WORK INSTRUCTIONS:
Would you repeat the listing exactly but omit every picture?

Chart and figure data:
______________________________

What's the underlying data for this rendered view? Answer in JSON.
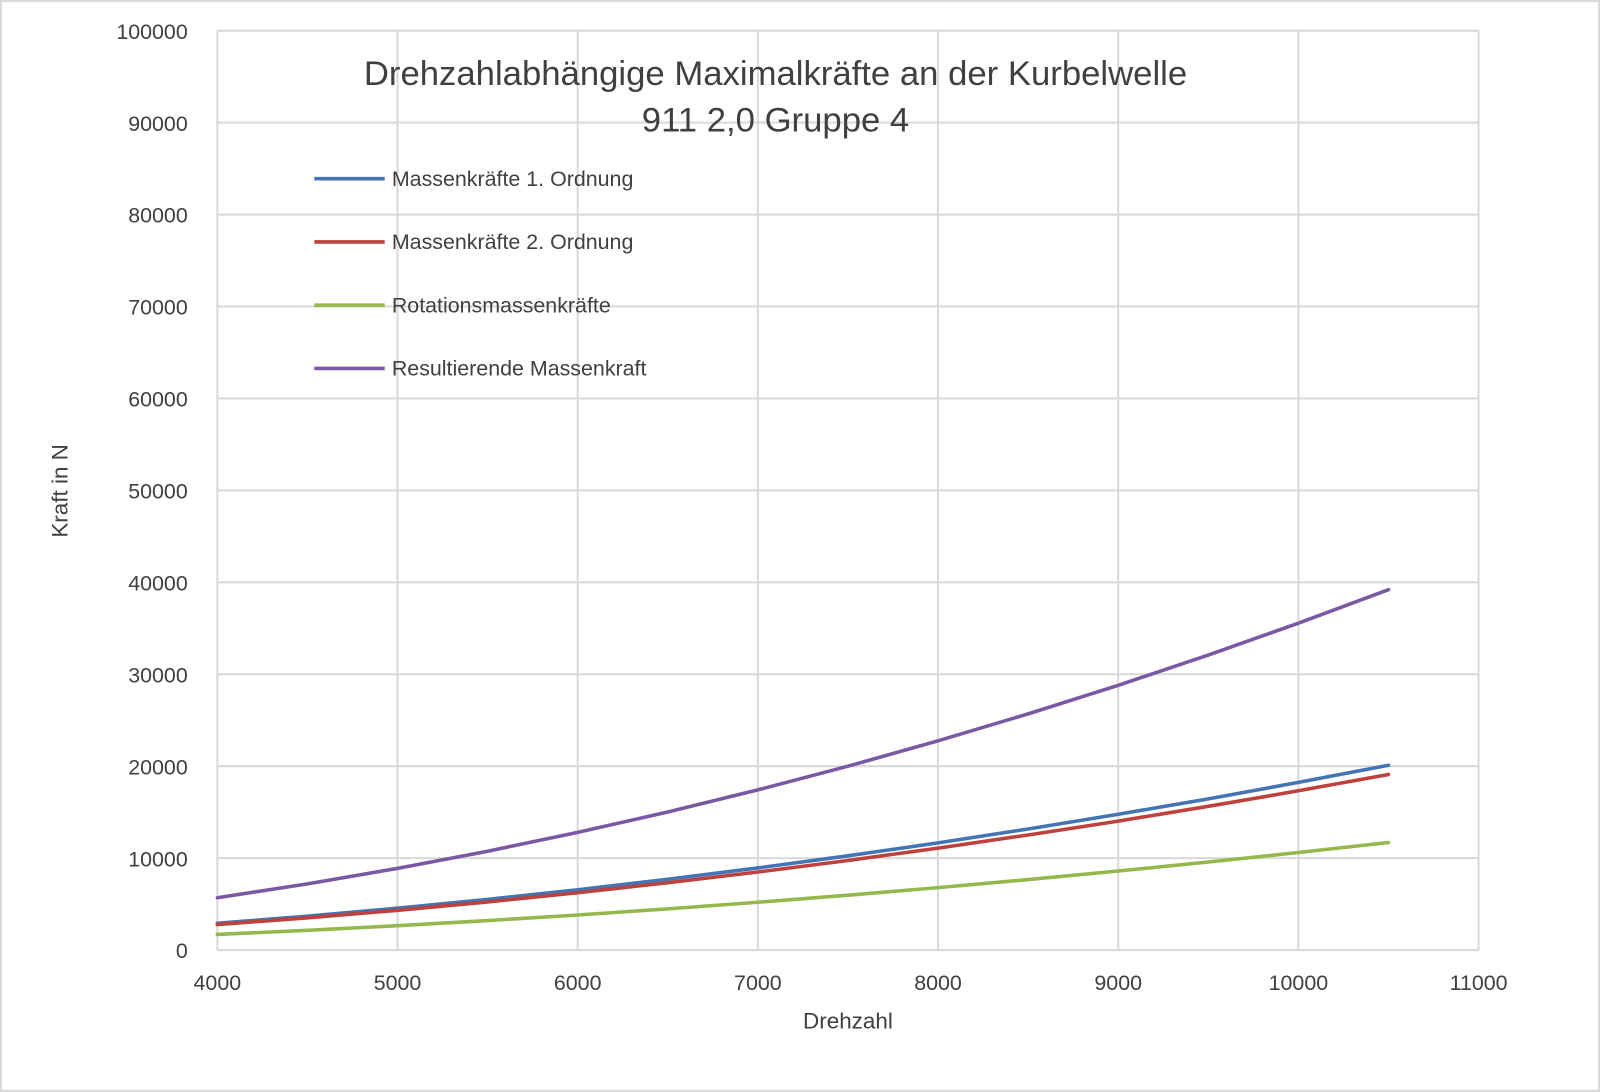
{
  "chart_data": {
    "type": "line",
    "title": [
      "Drehzahlabhängige Maximalkräfte an der Kurbelwelle",
      "911 2,0 Gruppe 4"
    ],
    "xlabel": "Drehzahl",
    "ylabel": "Kraft in N",
    "xlim": [
      4000,
      11000
    ],
    "ylim": [
      0,
      100000
    ],
    "xticks": [
      4000,
      5000,
      6000,
      7000,
      8000,
      9000,
      10000,
      11000
    ],
    "yticks": [
      0,
      10000,
      20000,
      30000,
      40000,
      50000,
      60000,
      70000,
      80000,
      90000,
      100000
    ],
    "grid": true,
    "legend_position": "top-left",
    "x": [
      4000,
      4500,
      5000,
      5500,
      6000,
      6500,
      7000,
      7500,
      8000,
      8500,
      9000,
      9500,
      10000,
      10500
    ],
    "series": [
      {
        "name": "Massenkräfte 1. Ordnung",
        "color": "#4374b3",
        "values": [
          2920,
          3690,
          4560,
          5520,
          6560,
          7700,
          8930,
          10260,
          11670,
          13170,
          14770,
          16450,
          18230,
          20100
        ]
      },
      {
        "name": "Massenkräfte 2. Ordnung",
        "color": "#bf413c",
        "values": [
          2770,
          3510,
          4330,
          5240,
          6240,
          7320,
          8490,
          9750,
          11090,
          12520,
          14030,
          15640,
          17320,
          19100
        ]
      },
      {
        "name": "Rotationsmassenkräfte",
        "color": "#94b84a",
        "values": [
          1700,
          2150,
          2650,
          3210,
          3820,
          4480,
          5200,
          5970,
          6790,
          7670,
          8600,
          9580,
          10610,
          11700
        ]
      },
      {
        "name": "Resultierende Massenkraft",
        "color": "#7a58a3",
        "values": [
          5690,
          7200,
          8890,
          10760,
          12800,
          15020,
          17420,
          20000,
          22760,
          25690,
          28800,
          32090,
          35560,
          39200
        ]
      }
    ]
  }
}
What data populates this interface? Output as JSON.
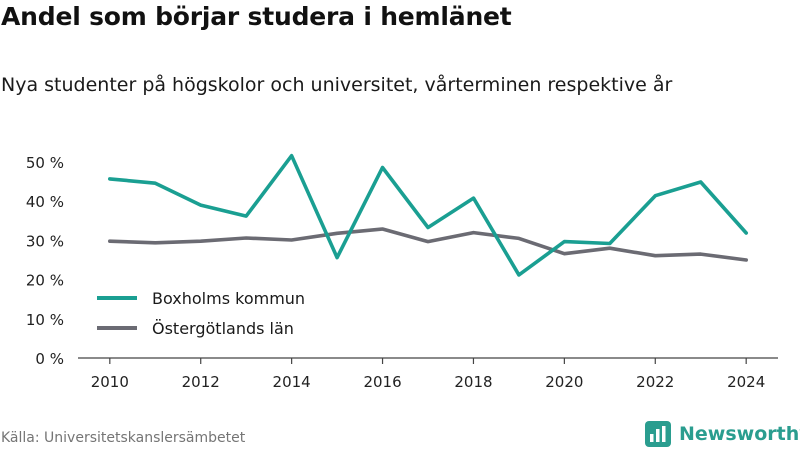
{
  "header": {
    "title": "Andel som börjar studera i hemlänet",
    "subtitle": "Nya studenter på högskolor och universitet, vårterminen respektive år"
  },
  "footer": {
    "source": "Källa: Universitetskanslersämbetet",
    "brand": "Newsworthy",
    "brand_icon": "bar-chart-logo-icon"
  },
  "colors": {
    "boxholm": "#1a9f92",
    "ostergotland": "#6b6b73",
    "axis": "#444444",
    "brand": "#2a9d8f"
  },
  "chart_data": {
    "type": "line",
    "title": "Andel som börjar studera i hemlänet",
    "subtitle": "Nya studenter på högskolor och universitet, vårterminen respektive år",
    "xlabel": "",
    "ylabel": "",
    "x": [
      2010,
      2011,
      2012,
      2013,
      2014,
      2015,
      2016,
      2017,
      2018,
      2019,
      2020,
      2021,
      2022,
      2023,
      2024
    ],
    "xticks": [
      "2010",
      "2012",
      "2014",
      "2016",
      "2018",
      "2020",
      "2022",
      "2024"
    ],
    "xtick_values": [
      2010,
      2012,
      2014,
      2016,
      2018,
      2020,
      2022,
      2024
    ],
    "xlim": [
      2009.3,
      2024.7
    ],
    "yticks": [
      "0 %",
      "10 %",
      "20 %",
      "30 %",
      "40 %",
      "50 %"
    ],
    "ytick_values": [
      0,
      10,
      20,
      30,
      40,
      50
    ],
    "ylim": [
      0,
      50
    ],
    "grid": false,
    "legend_position": "bottom-left",
    "series": [
      {
        "name": "Boxholms kommun",
        "color": "#1a9f92",
        "values": [
          45.7,
          44.6,
          39.0,
          36.2,
          51.6,
          25.6,
          48.6,
          33.3,
          40.8,
          21.2,
          29.7,
          29.2,
          41.4,
          44.9,
          31.9
        ]
      },
      {
        "name": "Östergötlands län",
        "color": "#6b6b73",
        "values": [
          29.8,
          29.4,
          29.8,
          30.6,
          30.1,
          31.8,
          32.9,
          29.7,
          32.0,
          30.5,
          26.6,
          28.0,
          26.1,
          26.5,
          25.0
        ]
      }
    ]
  }
}
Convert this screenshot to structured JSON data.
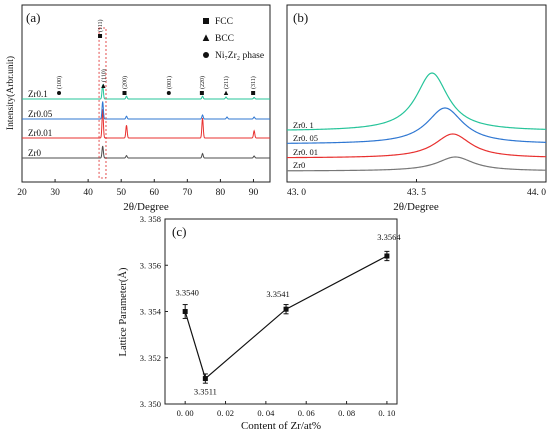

______________________________

ANSWER TO THIS PROBLEM:
What's the underlying data for this rendered view? Answer in JSON.
{
  "chart_data": {
    "type": "line",
    "title": [
      "Drehzahlabhängige Maximalkräfte an der Kurbelwelle",
      "911 2,0 Gruppe 4"
    ],
    "xlabel": "Drehzahl",
    "ylabel": "Kraft in N",
    "xlim": [
      4000,
      11000
    ],
    "ylim": [
      0,
      100000
    ],
    "xticks": [
      4000,
      5000,
      6000,
      7000,
      8000,
      9000,
      10000,
      11000
    ],
    "yticks": [
      0,
      10000,
      20000,
      30000,
      40000,
      50000,
      60000,
      70000,
      80000,
      90000,
      100000
    ],
    "grid": true,
    "legend_position": "top-left",
    "x": [
      4000,
      4500,
      5000,
      5500,
      6000,
      6500,
      7000,
      7500,
      8000,
      8500,
      9000,
      9500,
      10000,
      10500
    ],
    "series": [
      {
        "name": "Massenkräfte 1. Ordnung",
        "color": "#4374b3",
        "values": [
          2920,
          3690,
          4560,
          5520,
          6560,
          7700,
          8930,
          10260,
          11670,
          13170,
          14770,
          16450,
          18230,
          20100
        ]
      },
      {
        "name": "Massenkräfte 2. Ordnung",
        "color": "#bf413c",
        "values": [
          2770,
          3510,
          4330,
          5240,
          6240,
          7320,
          8490,
          9750,
          11090,
          12520,
          14030,
          15640,
          17320,
          19100
        ]
      },
      {
        "name": "Rotationsmassenkräfte",
        "color": "#94b84a",
        "values": [
          1700,
          2150,
          2650,
          3210,
          3820,
          4480,
          5200,
          5970,
          6790,
          7670,
          8600,
          9580,
          10610,
          11700
        ]
      },
      {
        "name": "Resultierende Massenkraft",
        "color": "#7a58a3",
        "values": [
          5690,
          7200,
          8890,
          10760,
          12800,
          15020,
          17420,
          20000,
          22760,
          25690,
          28800,
          32090,
          35560,
          39200
        ]
      }
    ]
  }
}
What data populates this interface? Output as JSON.
{
  "header": {
    "title": "Andel som börjar studera i hemlänet",
    "subtitle": "Nya studenter på högskolor och universitet, vårterminen respektive år"
  },
  "footer": {
    "source": "Källa: Universitetskanslersämbetet",
    "brand": "Newsworthy",
    "brand_icon": "bar-chart-logo-icon"
  },
  "colors": {
    "boxholm": "#1a9f92",
    "ostergotland": "#6b6b73",
    "axis": "#444444",
    "brand": "#2a9d8f"
  },
  "chart_data": {
    "type": "line",
    "title": "Andel som börjar studera i hemlänet",
    "subtitle": "Nya studenter på högskolor och universitet, vårterminen respektive år",
    "xlabel": "",
    "ylabel": "",
    "x": [
      2010,
      2011,
      2012,
      2013,
      2014,
      2015,
      2016,
      2017,
      2018,
      2019,
      2020,
      2021,
      2022,
      2023,
      2024
    ],
    "xticks": [
      "2010",
      "2012",
      "2014",
      "2016",
      "2018",
      "2020",
      "2022",
      "2024"
    ],
    "xtick_values": [
      2010,
      2012,
      2014,
      2016,
      2018,
      2020,
      2022,
      2024
    ],
    "xlim": [
      2009.3,
      2024.7
    ],
    "yticks": [
      "0 %",
      "10 %",
      "20 %",
      "30 %",
      "40 %",
      "50 %"
    ],
    "ytick_values": [
      0,
      10,
      20,
      30,
      40,
      50
    ],
    "ylim": [
      0,
      50
    ],
    "grid": false,
    "legend_position": "bottom-left",
    "series": [
      {
        "name": "Boxholms kommun",
        "color": "#1a9f92",
        "values": [
          45.7,
          44.6,
          39.0,
          36.2,
          51.6,
          25.6,
          48.6,
          33.3,
          40.8,
          21.2,
          29.7,
          29.2,
          41.4,
          44.9,
          31.9
        ]
      },
      {
        "name": "Östergötlands län",
        "color": "#6b6b73",
        "values": [
          29.8,
          29.4,
          29.8,
          30.6,
          30.1,
          31.8,
          32.9,
          29.7,
          32.0,
          30.5,
          26.6,
          28.0,
          26.1,
          26.5,
          25.0
        ]
      }
    ]
  }
}
Convert this screenshot to structured JSON data.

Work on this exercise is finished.